Provide the number of lines containing the word "sjukvårdspersonal", and nothing else.
--------
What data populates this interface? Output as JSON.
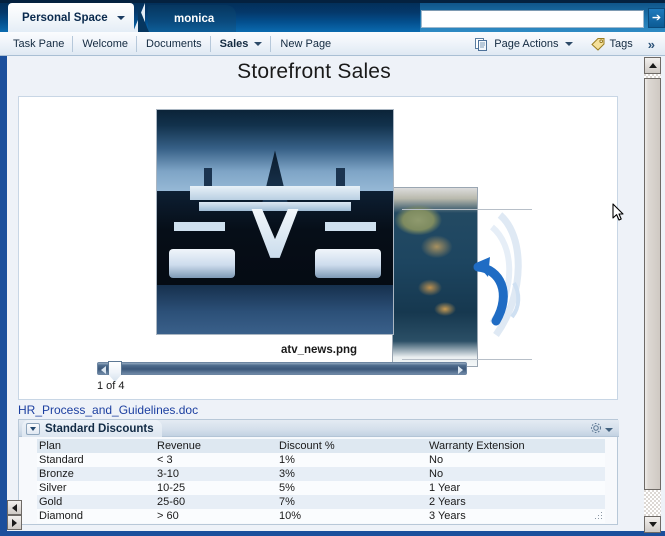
{
  "banner": {
    "tabs": [
      {
        "label": "Personal Space",
        "active": true,
        "has_caret": true
      },
      {
        "label": "monica",
        "active": false,
        "has_caret": false
      }
    ],
    "search": {
      "value": "",
      "placeholder": ""
    },
    "go_button_label": "➔"
  },
  "toolbar": {
    "left_items": [
      {
        "label": "Task Pane",
        "bold": false,
        "caret": false
      },
      {
        "label": "Welcome",
        "bold": false,
        "caret": false
      },
      {
        "label": "Documents",
        "bold": false,
        "caret": false
      },
      {
        "label": "Sales",
        "bold": true,
        "caret": true
      },
      {
        "label": "New Page",
        "bold": false,
        "caret": false
      }
    ],
    "right_items": [
      {
        "label": "Page Actions",
        "icon": "pages-icon",
        "caret": true
      },
      {
        "label": "Tags",
        "icon": "tag-icon",
        "caret": false
      }
    ],
    "overflow_label": "»"
  },
  "page": {
    "title": "Storefront Sales",
    "image_caption": "atv_news.png",
    "slider_position_label": "1 of 4",
    "document_link": "HR_Process_and_Guidelines.doc"
  },
  "panel": {
    "title": "Standard Discounts",
    "toggle_icon": "chevron-down-icon",
    "menu_icon": "gear-icon",
    "columns": [
      "Plan",
      "Revenue",
      "Discount %",
      "Warranty Extension"
    ],
    "rows": [
      {
        "plan": "Standard",
        "revenue": "< 3",
        "discount": "1%",
        "warranty": "No"
      },
      {
        "plan": "Bronze",
        "revenue": "3-10",
        "discount": "3%",
        "warranty": "No"
      },
      {
        "plan": "Silver",
        "revenue": "10-25",
        "discount": "5%",
        "warranty": "1 Year"
      },
      {
        "plan": "Gold",
        "revenue": "25-60",
        "discount": "7%",
        "warranty": "2 Years"
      },
      {
        "plan": "Diamond",
        "revenue": "> 60",
        "discount": "10%",
        "warranty": "3 Years"
      }
    ]
  },
  "colors": {
    "banner_dark": "#022c54",
    "banner_light": "#0b6bb0",
    "frame_blue": "#1b4f9c",
    "link_blue": "#1c3fa0",
    "content_bg": "#eef2f8",
    "row_even": "#e7eef6",
    "row_odd": "#fafcfe",
    "header_row": "#dee8f1"
  }
}
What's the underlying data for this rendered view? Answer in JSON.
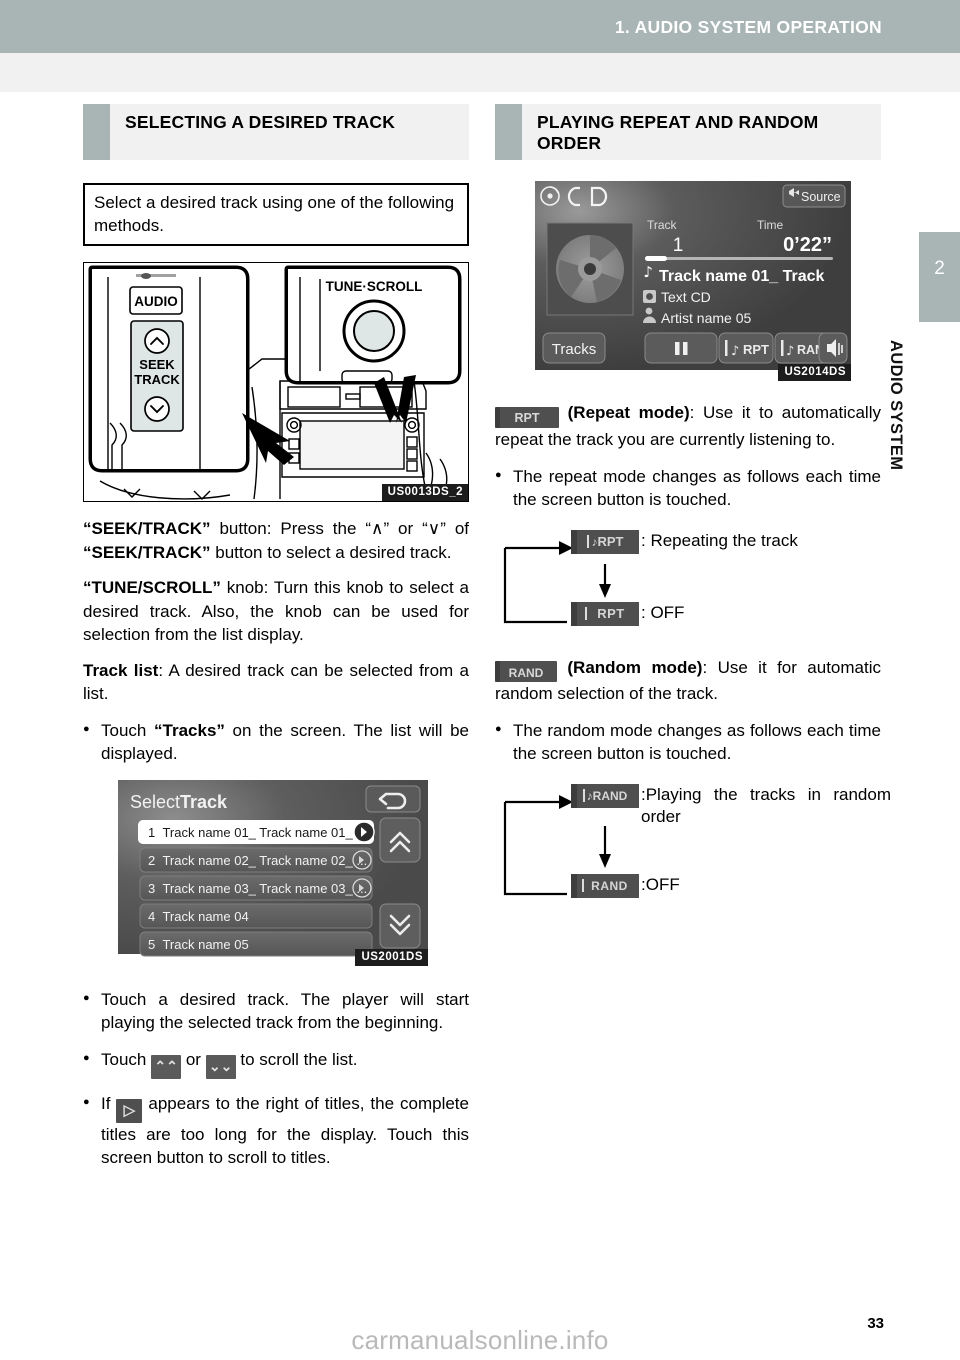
{
  "header": {
    "chapter_title": "1. AUDIO SYSTEM OPERATION"
  },
  "side_tab": {
    "number": "2",
    "label": "AUDIO SYSTEM"
  },
  "left_column": {
    "heading": "SELECTING A DESIRED TRACK",
    "lead_box": "Select a desired track using one of the following methods.",
    "figure1_code": "US0013DS_2",
    "figure1_labels": {
      "audio_button": "AUDIO",
      "seek": "SEEK",
      "track": "TRACK",
      "tune_scroll": "TUNE·SCROLL"
    },
    "para_seek_1": "“SEEK/TRACK”",
    "para_seek_2": " button: Press the “∧” or “∨” of ",
    "para_seek_3": "“SEEK/TRACK”",
    "para_seek_4": " button to select a desired track.",
    "para_tune_1": "“TUNE/SCROLL”",
    "para_tune_2": " knob: Turn this knob to select a desired track. Also, the knob can be used for selection from the list display.",
    "para_list_1": "Track list",
    "para_list_2": ": A desired track can be selected from a list.",
    "bullet_tracks_1": "Touch ",
    "bullet_tracks_2": "“Tracks”",
    "bullet_tracks_3": " on the screen. The list will be displayed.",
    "figure2_code": "US2001DS",
    "track_screen": {
      "title_a": "Select",
      "title_b": "Track",
      "back_icon": "back-arrow-icon",
      "rows": [
        {
          "num": "1",
          "name": "Track name 01_ Track name 01_ T...",
          "has_scroll_btn": true,
          "selected": true
        },
        {
          "num": "2",
          "name": "Track name 02_ Track name 02_ ...",
          "has_scroll_btn": true,
          "selected": false
        },
        {
          "num": "3",
          "name": "Track name 03_ Track name 03_ ...",
          "has_scroll_btn": true,
          "selected": false
        },
        {
          "num": "4",
          "name": "Track name 04",
          "has_scroll_btn": false,
          "selected": false
        },
        {
          "num": "5",
          "name": "Track name 05",
          "has_scroll_btn": false,
          "selected": false
        }
      ],
      "scroll_up": "⌃⌃",
      "scroll_down": "⌄⌄"
    },
    "bullet_touch_track": "Touch a desired track. The player will start playing the selected track from the beginning.",
    "bullet_scroll_1": "Touch ",
    "bullet_scroll_2": " or ",
    "bullet_scroll_3": " to scroll the list.",
    "bullet_longtitle_1": "If ",
    "bullet_longtitle_2": " appears to the right of titles, the complete titles are too long for the display. Touch this screen button to scroll to titles."
  },
  "right_column": {
    "heading": "PLAYING REPEAT AND RANDOM ORDER",
    "figure_code": "US2014DS",
    "cd_screen": {
      "source_label": "Source",
      "cd_label": "CD",
      "track_label": "Track",
      "track_value": "1",
      "time_label": "Time",
      "time_value": "0’22”",
      "track_name": "Track name 01_ Track",
      "disc_type": "Text CD",
      "artist_name": "Artist name 05",
      "tracks_button": "Tracks",
      "pause_button": "pause-icon",
      "rpt_button": "RPT",
      "rand_button": "RAND",
      "volume_button": "speaker-icon"
    },
    "repeat": {
      "chip": "RPT",
      "title": "(Repeat mode)",
      "desc": ": Use it to automatically repeat the track you are currently listening to.",
      "bullet": "The repeat mode changes as follows each time the screen button is touched.",
      "state_on_chip": "RPT",
      "state_on_label": ": Repeating the track",
      "state_off_chip": "RPT",
      "state_off_label": ": OFF"
    },
    "random": {
      "chip": "RAND",
      "title": "(Random mode)",
      "desc": ": Use it for automatic random selection of the track.",
      "bullet": "The random mode changes as follows each time the screen button is touched.",
      "state_on_chip": "RAND",
      "state_on_label": ":Playing the tracks in random order",
      "state_off_chip": "RAND",
      "state_off_label": ":OFF"
    }
  },
  "footer": {
    "page_number": "33",
    "watermark": "carmanualsonline.info"
  }
}
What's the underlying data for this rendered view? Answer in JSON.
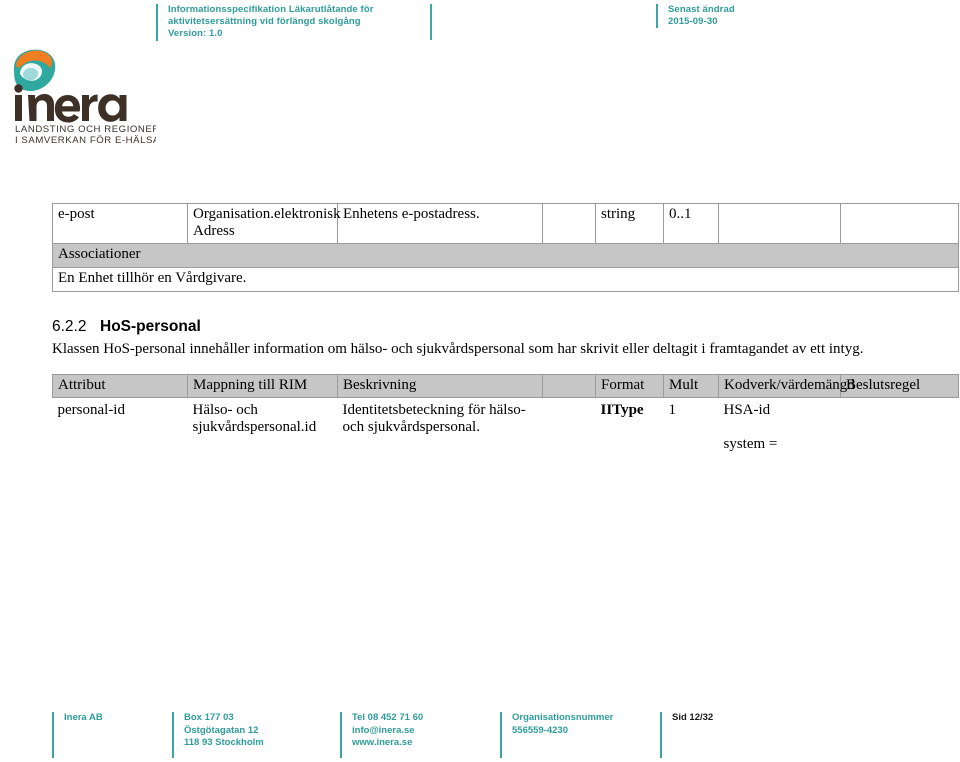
{
  "header": {
    "left_lines": [
      "Informationsspecifikation Läkarutlåtande för",
      "aktivitetsersättning vid förlängd skolgång",
      "Version: 1.0"
    ],
    "right_lines": [
      "Senast ändrad",
      "2015-09-30"
    ]
  },
  "logo": {
    "wordmark": "inera",
    "tagline_line1": "LANDSTING OCH REGIONER",
    "tagline_line2": "I SAMVERKAN FÖR E-HÄLSA",
    "colors": {
      "teal": "#2fa8a0",
      "orange": "#ef7e22",
      "wordmark_dark": "#3d3027"
    }
  },
  "table_enhet": {
    "rows": [
      {
        "type": "data",
        "cells": [
          "e-post",
          "Organisation.elektronisk Adress",
          "Enhetens e-postadress.",
          "",
          "string",
          "0..1",
          "",
          ""
        ]
      },
      {
        "type": "grey",
        "cells": [
          "Associationer"
        ]
      },
      {
        "type": "data",
        "cells": [
          "En Enhet tillhör en Vårdgivare."
        ]
      }
    ]
  },
  "section": {
    "number": "6.2.2",
    "title": "HoS-personal",
    "intro": "Klassen HoS-personal innehåller information om hälso- och sjukvårdspersonal som har skrivit eller deltagit i framtagandet av ett intyg."
  },
  "table_hos": {
    "headers": [
      "Attribut",
      "Mappning till RIM",
      "Beskrivning",
      "Format",
      "Mult",
      "Kodverk/värdemängd",
      "Beslutsregel"
    ],
    "rows": [
      {
        "attribut": "personal-id",
        "mappning": "Hälso- och sjukvårdspersonal.id",
        "beskrivning": "Identitetsbeteckning för hälso- och sjukvårdspersonal.",
        "format": "IIType",
        "mult": "1",
        "kodverk": "HSA-id",
        "kodverk2": "system =",
        "beslutsregel": ""
      }
    ]
  },
  "footer": {
    "company": [
      "Inera AB"
    ],
    "address": [
      "Box 177 03",
      "Östgötagatan 12",
      "118 93 Stockholm"
    ],
    "contact": [
      "Tel 08 452 71 60",
      "info@inera.se",
      "www.inera.se"
    ],
    "orgnr": [
      "Organisationsnummer",
      "556559-4230"
    ],
    "page": [
      "Sid 12/32"
    ]
  },
  "colors": {
    "accent_teal": "#2f9c9c",
    "rule_teal": "#3ba6a6",
    "table_border": "#9a9a9a",
    "table_header_bg": "#c6c6c6"
  }
}
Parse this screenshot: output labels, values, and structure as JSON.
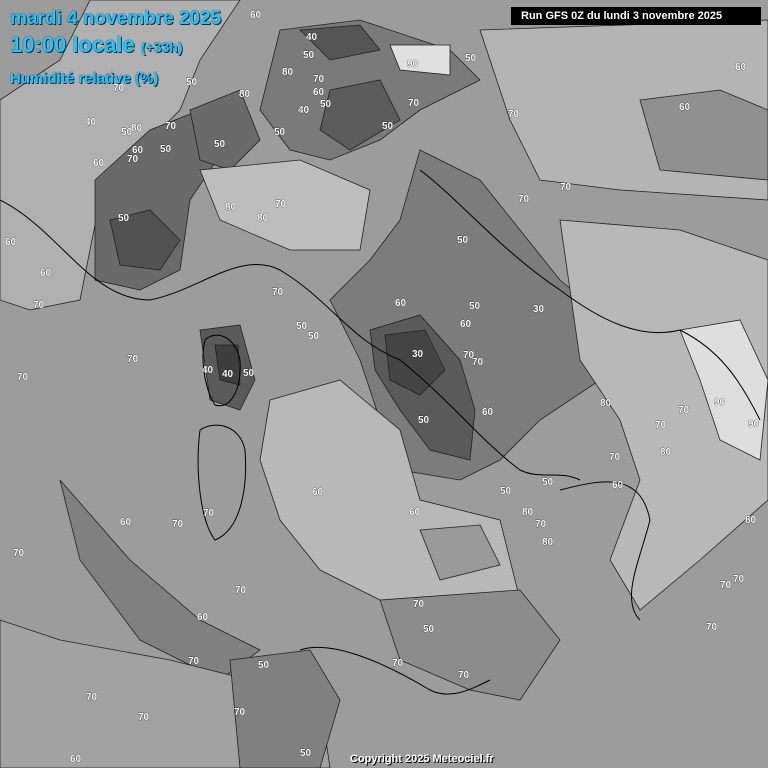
{
  "header": {
    "date": "mardi 4 novembre 2025",
    "time": "10:00 locale",
    "offset": "(+33h)",
    "variable": "Humidité relative (%)"
  },
  "run_info": "Run GFS 0Z du lundi 3 novembre 2025",
  "copyright": "Copyright 2025 Meteociel.fr",
  "colors": {
    "title": "#1ec8ff",
    "base": "#9c9c9c",
    "dark": "#5a5a5a",
    "darker": "#444444",
    "light": "#bdbdbd",
    "lighter": "#dcdcdc"
  },
  "contour_labels": [
    "60",
    "40",
    "50",
    "50",
    "90",
    "50",
    "60",
    "80",
    "70",
    "60",
    "80",
    "50",
    "70",
    "50",
    "70",
    "60",
    "70",
    "50",
    "40",
    "50",
    "80",
    "70",
    "50",
    "60",
    "70",
    "50",
    "40",
    "60",
    "70",
    "70",
    "80",
    "80",
    "50",
    "70",
    "60",
    "70",
    "60",
    "50",
    "50",
    "60",
    "50",
    "30",
    "40",
    "70",
    "30",
    "40",
    "50",
    "70",
    "60",
    "50",
    "50",
    "60",
    "70",
    "80",
    "70",
    "70",
    "90",
    "90",
    "70",
    "80",
    "60",
    "70",
    "70",
    "50",
    "50",
    "80",
    "70",
    "80",
    "70",
    "60",
    "70",
    "80",
    "70",
    "60",
    "60",
    "70",
    "70",
    "70",
    "60",
    "70",
    "50",
    "50",
    "70",
    "70",
    "70",
    "70",
    "50",
    "70",
    "60",
    "70",
    "70"
  ]
}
--------
* The answer: 3